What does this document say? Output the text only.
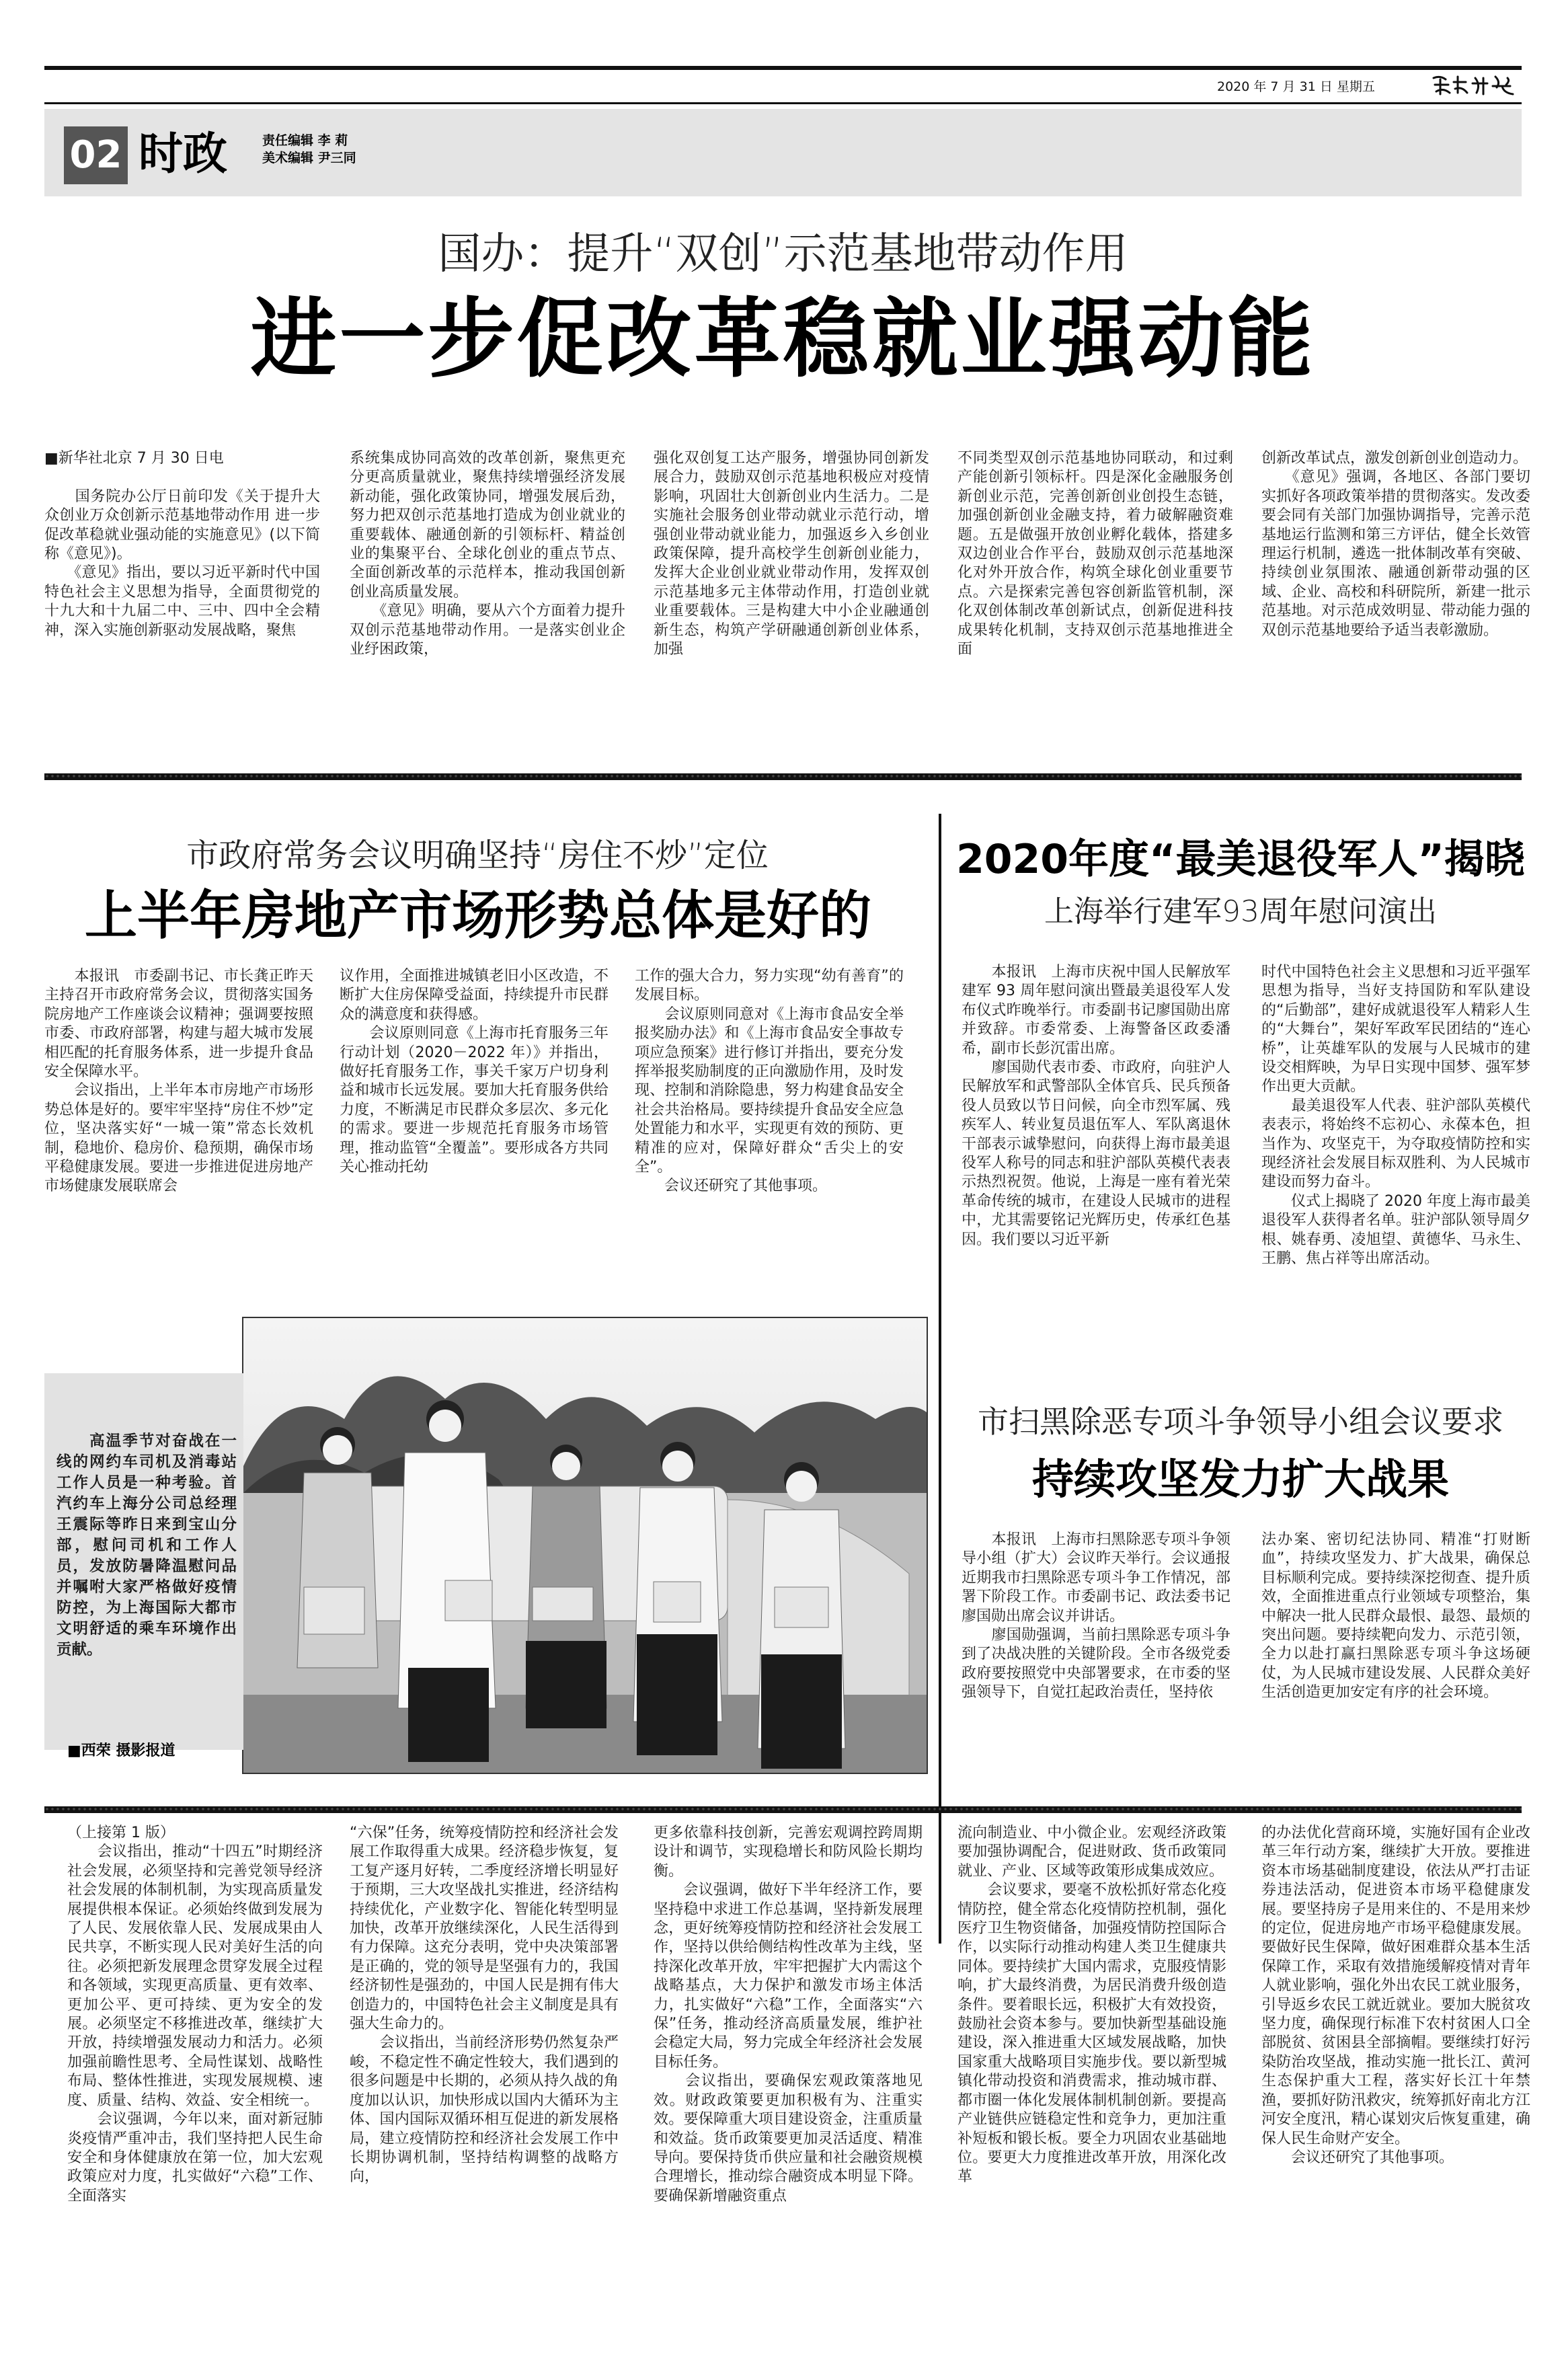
2020 年 7 月 31 日 星期五
02 时政	责任编辑 李 莉
美术编辑 尹三同
国办：提升“双创”示范基地带动作用
进一步促改革稳就业强动能
■新华社北京 7 月 30 日电

　　国务院办公厅日前印发《关于提升大众创业万众创新示范基地带动作用 进一步促改革稳就业强动能的实施意见》(以下简称《意见》)。
　　《意见》指出，要以习近平新时代中国特色社会主义思想为指导，全面贯彻党的十九大和十九届二中、三中、四中全会精神，深入实施创新驱动发展战略，聚焦
系统集成协同高效的改革创新，聚焦更充分更高质量就业，聚焦持续增强经济发展新动能，强化政策协同，增强发展后劲，努力把双创示范基地打造成为创业就业的重要载体、融通创新的引领标杆、精益创业的集聚平台、全球化创业的重点节点、全面创新改革的示范样本，推动我国创新创业高质量发展。
　　《意见》明确，要从六个方面着力提升双创示范基地带动作用。一是落实创业企业纾困政策，
强化双创复工达产服务，增强协同创新发展合力，鼓励双创示范基地积极应对疫情影响，巩固壮大创新创业内生活力。二是实施社会服务创业带动就业示范行动，增强创业带动就业能力，加强返乡入乡创业政策保障，提升高校学生创新创业能力，发挥大企业创业就业带动作用，发挥双创示范基地多元主体带动作用，打造创业就业重要载体。三是构建大中小企业融通创新生态，构筑产学研融通创新创业体系，加强
不同类型双创示范基地协同联动，和过剩产能创新引领标杆。四是深化金融服务创新创业示范，完善创新创业创投生态链，加强创新创业金融支持，着力破解融资难题。五是做强开放创业孵化载体，搭建多双边创业合作平台，鼓励双创示范基地深化对外开放合作，构筑全球化创业重要节点。六是探索完善包容创新监管机制，深化双创体制改革创新试点，创新促进科技成果转化机制，支持双创示范基地推进全面
创新改革试点，激发创新创业创造动力。
　　《意见》强调，各地区、各部门要切实抓好各项政策举措的贯彻落实。发改委要会同有关部门加强协调指导，完善示范基地运行监测和第三方评估，健全长效管理运行机制，遴选一批体制改革有突破、持续创业氛围浓、融通创新带动强的区域、企业、高校和科研院所，新建一批示范基地。对示范成效明显、带动能力强的双创示范基地要给予适当表彰激励。
市政府常务会议明确坚持“房住不炒”定位
上半年房地产市场形势总体是好的
　　本报讯　市委副书记、市长龚正昨天主持召开市政府常务会议，贯彻落实国务院房地产工作座谈会议精神；强调要按照市委、市政府部署，构建与超大城市发展相匹配的托育服务体系，进一步提升食品安全保障水平。
　　会议指出，上半年本市房地产市场形势总体是好的。要牢牢坚持“房住不炒”定位，坚决落实好“一城一策”常态长效机制，稳地价、稳房价、稳预期，确保市场平稳健康发展。要进一步推进促进房地产市场健康发展联席会
议作用，全面推进城镇老旧小区改造，不断扩大住房保障受益面，持续提升市民群众的满意度和获得感。
　　会议原则同意《上海市托育服务三年行动计划（2020－2022 年）》并指出，做好托育服务工作，事关千家万户切身利益和城市长远发展。要加大托育服务供给力度，不断满足市民群众多层次、多元化的需求。要进一步规范托育服务市场管理，推动监管“全覆盖”。要形成各方共同关心推动托幼
工作的强大合力，努力实现“幼有善育”的发展目标。
　　会议原则同意对《上海市食品安全举报奖励办法》和《上海市食品安全事故专项应急预案》进行修订并指出，要充分发挥举报奖励制度的正向激励作用，及时发现、控制和消除隐患，努力构建食品安全社会共治格局。要持续提升食品安全应急处置能力和水平，实现更有效的预防、更精准的应对，保障好群众“舌尖上的安全”。
　　会议还研究了其他事项。
2020年度“最美退役军人”揭晓
上海举行建军93周年慰问演出
　　本报讯　上海市庆祝中国人民解放军建军 93 周年慰问演出暨最美退役军人发布仪式昨晚举行。市委副书记廖国勋出席并致辞。市委常委、上海警备区政委潘希，副市长彭沉雷出席。
　　廖国勋代表市委、市政府，向驻沪人民解放军和武警部队全体官兵、民兵预备役人员致以节日问候，向全市烈军属、残疾军人、转业复员退伍军人、军队离退休干部表示诚挚慰问，向获得上海市最美退役军人称号的同志和驻沪部队英模代表表示热烈祝贺。他说，上海是一座有着光荣革命传统的城市，在建设人民城市的进程中，尤其需要铭记光辉历史，传承红色基因。我们要以习近平新
时代中国特色社会主义思想和习近平强军思想为指导，当好支持国防和军队建设的“后勤部”，建好成就退役军人精彩人生的“大舞台”，架好军政军民团结的“连心桥”，让英雄军队的发展与人民城市的建设交相辉映，为早日实现中国梦、强军梦作出更大贡献。
　　最美退役军人代表、驻沪部队英模代表表示，将始终不忘初心、永葆本色，担当作为、攻坚克干，为夺取疫情防控和实现经济社会发展目标双胜利、为人民城市建设而努力奋斗。
　　仪式上揭晓了 2020 年度上海市最美退役军人获得者名单。驻沪部队领导周夕根、姚春勇、凌旭望、黄德华、马永生、王鹏、焦占祥等出席活动。
　　高温季节对奋战在一线的网约车司机及消毒站工作人员是一种考验。首汽约车上海分公司总经理王震际等昨日来到宝山分部，慰问司机和工作人员，发放防暑降温慰问品并嘱咐大家严格做好疫情防控，为上海国际大都市文明舒适的乘车环境作出贡献。
■西荣 摄影报道
市扫黑除恶专项斗争领导小组会议要求
持续攻坚发力扩大战果
　　本报讯　上海市扫黑除恶专项斗争领导小组（扩大）会议昨天举行。会议通报近期我市扫黑除恶专项斗争工作情况，部署下阶段工作。市委副书记、政法委书记廖国勋出席会议并讲话。
　　廖国勋强调，当前扫黑除恶专项斗争到了决战决胜的关键阶段。全市各级党委政府要按照党中央部署要求，在市委的坚强领导下，自觉扛起政治责任，坚持依
法办案、密切纪法协同、精准“打财断血”，持续攻坚发力、扩大战果，确保总目标顺利完成。要持续深挖彻查、提升质效，全面推进重点行业领域专项整治，集中解决一批人民群众最恨、最怨、最烦的突出问题。要持续靶向发力、示范引领，全力以赴打赢扫黑除恶专项斗争这场硬仗，为人民城市建设发展、人民群众美好生活创造更加安定有序的社会环境。
（上接第 1 版）
　　会议指出，推动“十四五”时期经济社会发展，必须坚持和完善党领导经济社会发展的体制机制，为实现高质量发展提供根本保证。必须始终做到发展为了人民、发展依靠人民、发展成果由人民共享，不断实现人民对美好生活的向往。必须把新发展理念贯穿发展全过程和各领域，实现更高质量、更有效率、更加公平、更可持续、更为安全的发展。必须坚定不移推进改革，继续扩大开放，持续增强发展动力和活力。必须加强前瞻性思考、全局性谋划、战略性布局、整体性推进，实现发展规模、速度、质量、结构、效益、安全相统一。
　　会议强调，今年以来，面对新冠肺炎疫情严重冲击，我们坚持把人民生命安全和身体健康放在第一位，加大宏观政策应对力度，扎实做好“六稳”工作、全面落实
“六保”任务，统筹疫情防控和经济社会发展工作取得重大成果。经济稳步恢复，复工复产逐月好转，二季度经济增长明显好于预期，三大攻坚战扎实推进，经济结构持续优化，产业数字化、智能化转型明显加快，改革开放继续深化，人民生活得到有力保障。这充分表明，党中央决策部署是正确的，党的领导是坚强有力的，我国经济韧性是强劲的，中国人民是拥有伟大创造力的，中国特色社会主义制度是具有强大生命力的。
　　会议指出，当前经济形势仍然复杂严峻，不稳定性不确定性较大，我们遇到的很多问题是中长期的，必须从持久战的角度加以认识，加快形成以国内大循环为主体、国内国际双循环相互促进的新发展格局，建立疫情防控和经济社会发展工作中长期协调机制，坚持结构调整的战略方向，
更多依靠科技创新，完善宏观调控跨周期设计和调节，实现稳增长和防风险长期均衡。
　　会议强调，做好下半年经济工作，要坚持稳中求进工作总基调，坚持新发展理念，更好统筹疫情防控和经济社会发展工作，坚持以供给侧结构性改革为主线，坚持深化改革开放，牢牢把握扩大内需这个战略基点，大力保护和激发市场主体活力，扎实做好“六稳”工作，全面落实“六保”任务，推动经济高质量发展，维护社会稳定大局，努力完成全年经济社会发展目标任务。
　　会议指出，要确保宏观政策落地见效。财政政策要更加积极有为、注重实效。要保障重大项目建设资金，注重质量和效益。货币政策要更加灵活适度、精准导向。要保持货币供应量和社会融资规模合理增长，推动综合融资成本明显下降。要确保新增融资重点
流向制造业、中小微企业。宏观经济政策要加强协调配合，促进财政、货币政策同就业、产业、区域等政策形成集成效应。
　　会议要求，要毫不放松抓好常态化疫情防控，健全常态化疫情防控机制，强化医疗卫生物资储备，加强疫情防控国际合作，以实际行动推动构建人类卫生健康共同体。要持续扩大国内需求，克服疫情影响，扩大最终消费，为居民消费升级创造条件。要着眼长远，积极扩大有效投资，鼓励社会资本参与。要加快新型基础设施建设，深入推进重大区域发展战略，加快国家重大战略项目实施步伐。要以新型城镇化带动投资和消费需求，推动城市群、都市圈一体化发展体制机制创新。要提高产业链供应链稳定性和竞争力，更加注重补短板和锻长板。要全力巩固农业基础地位。要更大力度推进改革开放，用深化改革
的办法优化营商环境，实施好国有企业改革三年行动方案，继续扩大开放。要推进资本市场基础制度建设，依法从严打击证券违法活动，促进资本市场平稳健康发展。要坚持房子是用来住的、不是用来炒的定位，促进房地产市场平稳健康发展。要做好民生保障，做好困难群众基本生活保障工作，采取有效措施缓解疫情对青年人就业影响，强化外出农民工就业服务，引导返乡农民工就近就业。要加大脱贫攻坚力度，确保现行标准下农村贫困人口全部脱贫、贫困县全部摘帽。要继续打好污染防治攻坚战，推动实施一批长江、黄河生态保护重大工程，落实好长江十年禁渔，要抓好防汛救灾，统筹抓好南北方江河安全度汛，精心谋划灾后恢复重建，确保人民生命财产安全。
　　会议还研究了其他事项。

- - -

Your task » Search the entries for the word "扎实做好", then gather every line that has it.

Expected answer »
　　会议强调，今年以来，面对新冠肺炎疫情严重冲击，我们坚持把人民生命安全和身体健康放在第一位，加大宏观政策应对力度，扎实做好“六稳”工作、全面落实
　　会议强调，做好下半年经济工作，要坚持稳中求进工作总基调，坚持新发展理念，更好统筹疫情防控和经济社会发展工作，坚持以供给侧结构性改革为主线，坚持深化改革开放，牢牢把握扩大内需这个战略基点，大力保护和激发市场主体活力，扎实做好“六稳”工作，全面落实“六保”任务，推动经济高质量发展，维护社会稳定大局，努力完成全年经济社会发展目标任务。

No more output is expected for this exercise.